**SHORT EXERCISE**
Return every line of the records that contains the string "journals", matching case exactly.

**PROVIDED INFORMATION**

Begin

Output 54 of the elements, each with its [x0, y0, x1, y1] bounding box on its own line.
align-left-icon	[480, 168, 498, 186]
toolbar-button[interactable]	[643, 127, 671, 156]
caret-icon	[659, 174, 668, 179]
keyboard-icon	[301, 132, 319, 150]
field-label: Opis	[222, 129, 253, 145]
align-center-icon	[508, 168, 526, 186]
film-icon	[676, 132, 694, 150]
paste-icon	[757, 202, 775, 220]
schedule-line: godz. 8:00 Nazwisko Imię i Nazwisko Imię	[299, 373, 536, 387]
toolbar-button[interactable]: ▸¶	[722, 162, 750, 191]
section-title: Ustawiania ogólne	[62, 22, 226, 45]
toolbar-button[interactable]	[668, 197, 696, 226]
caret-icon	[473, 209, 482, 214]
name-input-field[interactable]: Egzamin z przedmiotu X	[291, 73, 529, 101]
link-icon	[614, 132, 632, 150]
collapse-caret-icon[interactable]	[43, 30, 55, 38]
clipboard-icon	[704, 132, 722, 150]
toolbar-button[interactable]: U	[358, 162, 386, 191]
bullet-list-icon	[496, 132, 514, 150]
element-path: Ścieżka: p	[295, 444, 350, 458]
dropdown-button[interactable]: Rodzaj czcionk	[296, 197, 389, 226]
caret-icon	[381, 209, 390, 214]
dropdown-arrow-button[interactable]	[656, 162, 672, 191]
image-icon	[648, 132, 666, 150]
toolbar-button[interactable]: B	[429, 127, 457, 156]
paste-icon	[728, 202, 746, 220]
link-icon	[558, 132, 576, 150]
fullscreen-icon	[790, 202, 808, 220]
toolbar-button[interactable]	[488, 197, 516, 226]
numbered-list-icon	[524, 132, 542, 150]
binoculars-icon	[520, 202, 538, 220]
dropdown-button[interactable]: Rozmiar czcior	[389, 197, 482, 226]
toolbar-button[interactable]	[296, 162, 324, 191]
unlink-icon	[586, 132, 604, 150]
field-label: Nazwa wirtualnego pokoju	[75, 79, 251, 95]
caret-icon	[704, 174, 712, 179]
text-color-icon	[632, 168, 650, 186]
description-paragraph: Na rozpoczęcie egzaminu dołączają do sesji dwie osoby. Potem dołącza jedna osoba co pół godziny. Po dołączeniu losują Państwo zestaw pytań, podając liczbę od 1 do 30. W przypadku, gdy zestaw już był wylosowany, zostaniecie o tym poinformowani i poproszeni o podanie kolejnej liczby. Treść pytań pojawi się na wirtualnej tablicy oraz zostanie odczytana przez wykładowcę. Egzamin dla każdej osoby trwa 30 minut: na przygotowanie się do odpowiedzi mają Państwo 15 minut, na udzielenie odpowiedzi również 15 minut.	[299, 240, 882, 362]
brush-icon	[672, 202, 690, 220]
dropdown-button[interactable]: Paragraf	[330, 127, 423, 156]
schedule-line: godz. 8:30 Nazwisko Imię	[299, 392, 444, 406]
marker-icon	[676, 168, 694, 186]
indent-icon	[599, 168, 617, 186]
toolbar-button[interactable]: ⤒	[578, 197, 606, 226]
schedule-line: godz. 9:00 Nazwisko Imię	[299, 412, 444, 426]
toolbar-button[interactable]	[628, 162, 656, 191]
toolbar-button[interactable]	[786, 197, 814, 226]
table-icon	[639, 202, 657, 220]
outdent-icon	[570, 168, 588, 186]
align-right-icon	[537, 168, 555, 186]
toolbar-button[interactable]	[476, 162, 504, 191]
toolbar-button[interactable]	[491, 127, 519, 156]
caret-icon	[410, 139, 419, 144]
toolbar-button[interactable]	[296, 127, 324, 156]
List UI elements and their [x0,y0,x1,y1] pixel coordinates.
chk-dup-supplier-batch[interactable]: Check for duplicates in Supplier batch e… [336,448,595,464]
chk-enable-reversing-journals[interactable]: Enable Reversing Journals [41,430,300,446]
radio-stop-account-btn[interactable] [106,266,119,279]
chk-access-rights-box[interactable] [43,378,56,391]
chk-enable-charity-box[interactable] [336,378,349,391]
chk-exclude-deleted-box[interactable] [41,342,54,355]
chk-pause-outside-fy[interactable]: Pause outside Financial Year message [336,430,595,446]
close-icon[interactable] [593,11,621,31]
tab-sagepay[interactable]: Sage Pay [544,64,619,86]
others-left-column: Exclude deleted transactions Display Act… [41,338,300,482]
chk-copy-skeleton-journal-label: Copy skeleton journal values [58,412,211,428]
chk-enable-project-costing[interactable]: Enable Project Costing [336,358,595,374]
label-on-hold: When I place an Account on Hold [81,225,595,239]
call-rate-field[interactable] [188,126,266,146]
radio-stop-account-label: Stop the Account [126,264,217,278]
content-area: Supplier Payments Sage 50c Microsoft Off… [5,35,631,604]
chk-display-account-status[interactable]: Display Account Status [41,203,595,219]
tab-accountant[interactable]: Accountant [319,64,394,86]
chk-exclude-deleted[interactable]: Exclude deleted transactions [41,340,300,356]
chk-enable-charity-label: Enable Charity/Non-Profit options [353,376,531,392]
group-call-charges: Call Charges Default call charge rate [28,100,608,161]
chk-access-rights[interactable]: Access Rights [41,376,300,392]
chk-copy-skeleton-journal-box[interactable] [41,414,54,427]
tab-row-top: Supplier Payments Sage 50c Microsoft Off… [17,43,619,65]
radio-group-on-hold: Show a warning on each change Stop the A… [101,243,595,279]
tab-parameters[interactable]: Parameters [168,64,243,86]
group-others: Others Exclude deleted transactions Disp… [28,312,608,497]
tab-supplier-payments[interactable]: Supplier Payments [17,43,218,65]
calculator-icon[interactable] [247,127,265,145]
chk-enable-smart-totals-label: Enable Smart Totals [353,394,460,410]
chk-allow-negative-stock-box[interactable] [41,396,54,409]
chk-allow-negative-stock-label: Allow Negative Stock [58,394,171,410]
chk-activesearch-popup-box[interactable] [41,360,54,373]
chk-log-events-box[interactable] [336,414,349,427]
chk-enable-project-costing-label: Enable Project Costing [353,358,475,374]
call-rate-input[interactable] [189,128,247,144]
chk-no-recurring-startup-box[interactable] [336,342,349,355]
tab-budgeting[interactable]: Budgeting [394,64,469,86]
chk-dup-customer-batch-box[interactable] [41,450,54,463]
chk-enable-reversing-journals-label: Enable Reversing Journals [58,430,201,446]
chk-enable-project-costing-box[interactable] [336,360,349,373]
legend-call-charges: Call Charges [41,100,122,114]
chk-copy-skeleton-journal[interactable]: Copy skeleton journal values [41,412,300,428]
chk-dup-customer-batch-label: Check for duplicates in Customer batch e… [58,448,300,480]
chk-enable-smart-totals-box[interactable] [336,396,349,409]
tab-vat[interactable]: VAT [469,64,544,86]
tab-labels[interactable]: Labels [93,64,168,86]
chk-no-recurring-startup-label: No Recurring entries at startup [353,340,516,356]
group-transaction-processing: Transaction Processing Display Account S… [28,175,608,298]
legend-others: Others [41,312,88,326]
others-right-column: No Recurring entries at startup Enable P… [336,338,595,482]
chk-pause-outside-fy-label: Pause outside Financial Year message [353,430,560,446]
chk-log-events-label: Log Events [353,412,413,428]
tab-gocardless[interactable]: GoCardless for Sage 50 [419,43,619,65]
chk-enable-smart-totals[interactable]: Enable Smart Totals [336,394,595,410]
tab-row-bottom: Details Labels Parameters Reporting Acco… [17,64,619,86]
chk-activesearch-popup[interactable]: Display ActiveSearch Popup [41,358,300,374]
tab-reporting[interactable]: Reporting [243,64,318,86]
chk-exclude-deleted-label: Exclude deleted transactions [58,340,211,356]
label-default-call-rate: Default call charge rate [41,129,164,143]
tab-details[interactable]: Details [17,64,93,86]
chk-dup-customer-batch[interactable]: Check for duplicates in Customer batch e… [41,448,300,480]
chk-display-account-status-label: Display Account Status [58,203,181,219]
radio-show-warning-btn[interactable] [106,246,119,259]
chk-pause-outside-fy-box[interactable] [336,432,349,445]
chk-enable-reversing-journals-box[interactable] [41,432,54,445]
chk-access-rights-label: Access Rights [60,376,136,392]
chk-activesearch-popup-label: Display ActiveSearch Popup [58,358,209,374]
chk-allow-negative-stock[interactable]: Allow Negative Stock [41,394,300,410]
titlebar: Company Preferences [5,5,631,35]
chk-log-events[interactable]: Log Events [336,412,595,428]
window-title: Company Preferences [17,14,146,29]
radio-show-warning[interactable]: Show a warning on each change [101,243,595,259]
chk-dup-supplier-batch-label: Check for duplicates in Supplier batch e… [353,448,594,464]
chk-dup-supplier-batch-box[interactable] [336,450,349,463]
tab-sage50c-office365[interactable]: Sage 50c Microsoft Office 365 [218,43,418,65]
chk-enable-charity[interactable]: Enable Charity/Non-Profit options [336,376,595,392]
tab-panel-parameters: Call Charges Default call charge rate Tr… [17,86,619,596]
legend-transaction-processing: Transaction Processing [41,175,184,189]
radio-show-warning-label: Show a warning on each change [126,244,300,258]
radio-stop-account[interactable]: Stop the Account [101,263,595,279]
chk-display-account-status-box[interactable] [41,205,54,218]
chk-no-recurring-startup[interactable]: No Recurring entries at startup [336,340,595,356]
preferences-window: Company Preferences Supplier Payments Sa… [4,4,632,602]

End

**RESULT**
chk-enable-reversing-journals[interactable]: Enable Reversing Journals [41,430,300,446]
chk-enable-reversing-journals-label: Enable Reversing Journals [58,430,201,446]
chk-enable-reversing-journals-box[interactable] [41,432,54,445]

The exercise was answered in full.